=== Material shown ===
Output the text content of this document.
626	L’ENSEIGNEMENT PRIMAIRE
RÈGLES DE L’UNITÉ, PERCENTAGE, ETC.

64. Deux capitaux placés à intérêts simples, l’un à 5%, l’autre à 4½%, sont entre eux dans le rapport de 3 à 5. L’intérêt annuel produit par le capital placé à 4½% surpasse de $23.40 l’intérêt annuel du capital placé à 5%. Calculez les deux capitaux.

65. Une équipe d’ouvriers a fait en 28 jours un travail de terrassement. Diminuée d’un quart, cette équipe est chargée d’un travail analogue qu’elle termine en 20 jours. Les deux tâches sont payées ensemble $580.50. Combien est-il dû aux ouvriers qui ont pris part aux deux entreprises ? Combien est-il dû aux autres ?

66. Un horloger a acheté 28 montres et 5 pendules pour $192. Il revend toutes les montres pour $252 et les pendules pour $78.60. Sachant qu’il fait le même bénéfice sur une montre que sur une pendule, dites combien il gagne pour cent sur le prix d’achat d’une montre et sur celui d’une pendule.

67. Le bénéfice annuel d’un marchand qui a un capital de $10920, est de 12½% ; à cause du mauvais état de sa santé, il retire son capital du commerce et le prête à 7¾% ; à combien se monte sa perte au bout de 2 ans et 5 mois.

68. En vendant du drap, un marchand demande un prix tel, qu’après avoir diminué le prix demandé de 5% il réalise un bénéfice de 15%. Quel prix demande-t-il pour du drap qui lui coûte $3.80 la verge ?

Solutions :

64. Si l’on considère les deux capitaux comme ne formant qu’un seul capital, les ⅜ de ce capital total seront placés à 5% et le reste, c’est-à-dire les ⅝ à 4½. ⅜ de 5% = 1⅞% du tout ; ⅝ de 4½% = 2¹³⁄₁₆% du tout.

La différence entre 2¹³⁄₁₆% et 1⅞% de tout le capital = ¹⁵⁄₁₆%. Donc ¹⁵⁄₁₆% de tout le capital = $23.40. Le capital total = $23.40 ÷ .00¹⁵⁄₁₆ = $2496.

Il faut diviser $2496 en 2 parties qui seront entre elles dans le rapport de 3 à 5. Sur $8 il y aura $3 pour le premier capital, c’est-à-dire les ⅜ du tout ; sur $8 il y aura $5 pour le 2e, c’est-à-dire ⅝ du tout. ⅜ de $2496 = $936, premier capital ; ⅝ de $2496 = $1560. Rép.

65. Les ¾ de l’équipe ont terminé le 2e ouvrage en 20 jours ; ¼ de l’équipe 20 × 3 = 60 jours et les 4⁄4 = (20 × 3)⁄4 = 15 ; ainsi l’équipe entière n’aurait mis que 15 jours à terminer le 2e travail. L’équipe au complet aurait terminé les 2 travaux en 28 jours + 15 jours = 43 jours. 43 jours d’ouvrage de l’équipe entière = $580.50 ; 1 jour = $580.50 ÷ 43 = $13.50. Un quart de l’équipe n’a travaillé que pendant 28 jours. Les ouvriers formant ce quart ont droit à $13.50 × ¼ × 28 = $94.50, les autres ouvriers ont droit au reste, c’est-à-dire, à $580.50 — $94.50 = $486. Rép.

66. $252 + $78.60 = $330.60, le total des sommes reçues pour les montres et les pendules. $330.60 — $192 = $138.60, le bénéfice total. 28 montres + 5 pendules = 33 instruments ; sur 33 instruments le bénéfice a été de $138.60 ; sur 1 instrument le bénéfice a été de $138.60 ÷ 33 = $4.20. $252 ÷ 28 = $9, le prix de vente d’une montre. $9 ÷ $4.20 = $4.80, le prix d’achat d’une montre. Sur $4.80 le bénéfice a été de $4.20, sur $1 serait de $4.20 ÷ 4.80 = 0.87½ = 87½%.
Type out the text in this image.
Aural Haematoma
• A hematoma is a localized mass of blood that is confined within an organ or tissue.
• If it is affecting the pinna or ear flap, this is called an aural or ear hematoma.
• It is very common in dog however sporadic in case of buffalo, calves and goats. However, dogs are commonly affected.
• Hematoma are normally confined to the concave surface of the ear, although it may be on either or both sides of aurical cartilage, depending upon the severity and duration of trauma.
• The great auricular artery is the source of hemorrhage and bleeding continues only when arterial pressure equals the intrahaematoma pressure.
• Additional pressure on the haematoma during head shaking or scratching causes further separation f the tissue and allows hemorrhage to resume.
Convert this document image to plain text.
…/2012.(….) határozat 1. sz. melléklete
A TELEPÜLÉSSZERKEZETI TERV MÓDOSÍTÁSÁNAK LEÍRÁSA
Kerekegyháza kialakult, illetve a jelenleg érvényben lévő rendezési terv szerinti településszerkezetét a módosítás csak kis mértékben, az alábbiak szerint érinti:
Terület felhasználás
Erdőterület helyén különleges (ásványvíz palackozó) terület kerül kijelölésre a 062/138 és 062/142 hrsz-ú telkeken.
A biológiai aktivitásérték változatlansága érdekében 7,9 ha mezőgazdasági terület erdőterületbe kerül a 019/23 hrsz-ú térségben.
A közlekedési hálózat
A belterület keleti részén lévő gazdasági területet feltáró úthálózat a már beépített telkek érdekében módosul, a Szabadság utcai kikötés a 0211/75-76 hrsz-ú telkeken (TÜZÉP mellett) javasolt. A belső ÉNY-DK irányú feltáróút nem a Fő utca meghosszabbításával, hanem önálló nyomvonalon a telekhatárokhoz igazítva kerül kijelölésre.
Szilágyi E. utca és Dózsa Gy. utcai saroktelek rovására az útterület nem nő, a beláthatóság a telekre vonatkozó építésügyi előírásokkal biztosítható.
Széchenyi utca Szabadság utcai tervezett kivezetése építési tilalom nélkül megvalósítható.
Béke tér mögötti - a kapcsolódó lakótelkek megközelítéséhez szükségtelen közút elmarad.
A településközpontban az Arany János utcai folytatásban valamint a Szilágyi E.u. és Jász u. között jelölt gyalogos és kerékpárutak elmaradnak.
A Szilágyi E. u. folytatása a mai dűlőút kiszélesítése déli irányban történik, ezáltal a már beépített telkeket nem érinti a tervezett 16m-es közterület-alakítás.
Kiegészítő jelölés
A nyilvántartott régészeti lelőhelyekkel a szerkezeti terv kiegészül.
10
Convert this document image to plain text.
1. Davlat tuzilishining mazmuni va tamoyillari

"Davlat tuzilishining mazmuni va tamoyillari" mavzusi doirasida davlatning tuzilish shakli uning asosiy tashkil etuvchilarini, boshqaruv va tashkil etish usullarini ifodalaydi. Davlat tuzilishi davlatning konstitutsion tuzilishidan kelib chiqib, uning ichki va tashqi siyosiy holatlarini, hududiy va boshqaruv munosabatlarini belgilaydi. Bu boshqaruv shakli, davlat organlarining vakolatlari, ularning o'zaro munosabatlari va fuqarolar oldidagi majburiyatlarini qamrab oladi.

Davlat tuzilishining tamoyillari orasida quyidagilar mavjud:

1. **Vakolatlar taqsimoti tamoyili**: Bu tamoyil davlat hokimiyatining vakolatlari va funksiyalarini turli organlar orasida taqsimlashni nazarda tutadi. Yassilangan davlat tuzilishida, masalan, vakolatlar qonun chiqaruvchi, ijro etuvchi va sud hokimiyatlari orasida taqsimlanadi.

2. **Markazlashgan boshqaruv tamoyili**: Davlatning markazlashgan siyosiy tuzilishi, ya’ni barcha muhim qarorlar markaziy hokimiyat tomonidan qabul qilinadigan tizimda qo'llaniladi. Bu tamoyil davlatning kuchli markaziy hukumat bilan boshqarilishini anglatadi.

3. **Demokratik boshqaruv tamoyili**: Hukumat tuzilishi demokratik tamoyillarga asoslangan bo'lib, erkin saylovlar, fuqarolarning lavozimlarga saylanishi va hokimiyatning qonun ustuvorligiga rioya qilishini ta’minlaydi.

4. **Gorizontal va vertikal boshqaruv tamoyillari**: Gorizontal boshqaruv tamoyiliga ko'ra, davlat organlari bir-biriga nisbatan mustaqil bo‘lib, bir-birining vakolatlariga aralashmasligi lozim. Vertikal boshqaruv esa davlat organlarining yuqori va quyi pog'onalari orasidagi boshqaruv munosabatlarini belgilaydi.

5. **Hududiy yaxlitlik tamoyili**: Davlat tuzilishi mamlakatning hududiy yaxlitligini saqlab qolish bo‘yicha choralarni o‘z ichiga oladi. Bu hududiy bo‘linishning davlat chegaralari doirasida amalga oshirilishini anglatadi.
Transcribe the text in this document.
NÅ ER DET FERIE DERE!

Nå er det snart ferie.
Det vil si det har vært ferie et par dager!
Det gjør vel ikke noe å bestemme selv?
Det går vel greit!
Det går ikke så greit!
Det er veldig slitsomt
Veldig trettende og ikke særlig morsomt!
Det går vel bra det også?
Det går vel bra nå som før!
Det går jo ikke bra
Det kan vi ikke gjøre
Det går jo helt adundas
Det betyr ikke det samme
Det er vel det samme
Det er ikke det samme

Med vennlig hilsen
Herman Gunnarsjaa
===
*Your instructions*
Where a line in the material above holds "formant", copy that line.

*Response to this task*
64. Si l’on considère les deux capitaux comme ne formant qu’un seul capital, les ⅜ de ce capital total seront placés à 5% et le reste, c’est-à-dire les ⅝ à 4½. ⅜ de 5% = 1⅞% du tout ; ⅝ de 4½% = 2¹³⁄₁₆% du tout.
65. Les ¾ de l’équipe ont terminé le 2e ouvrage en 20 jours ; ¼ de l’équipe 20 × 3 = 60 jours et les 4⁄4 = (20 × 3)⁄4 = 15 ; ainsi l’équipe entière n’aurait mis que 15 jours à terminer le 2e travail. L’équipe au complet aurait terminé les 2 travaux en 28 jours + 15 jours = 43 jours. 43 jours d’ouvrage de l’équipe entière = $580.50 ; 1 jour = $580.50 ÷ 43 = $13.50. Un quart de l’équipe n’a travaillé que pendant 28 jours. Les ouvriers formant ce quart ont droit à $13.50 × ¼ × 28 = $94.50, les autres ouvriers ont droit au reste, c’est-à-dire, à $580.50 — $94.50 = $486. Rép.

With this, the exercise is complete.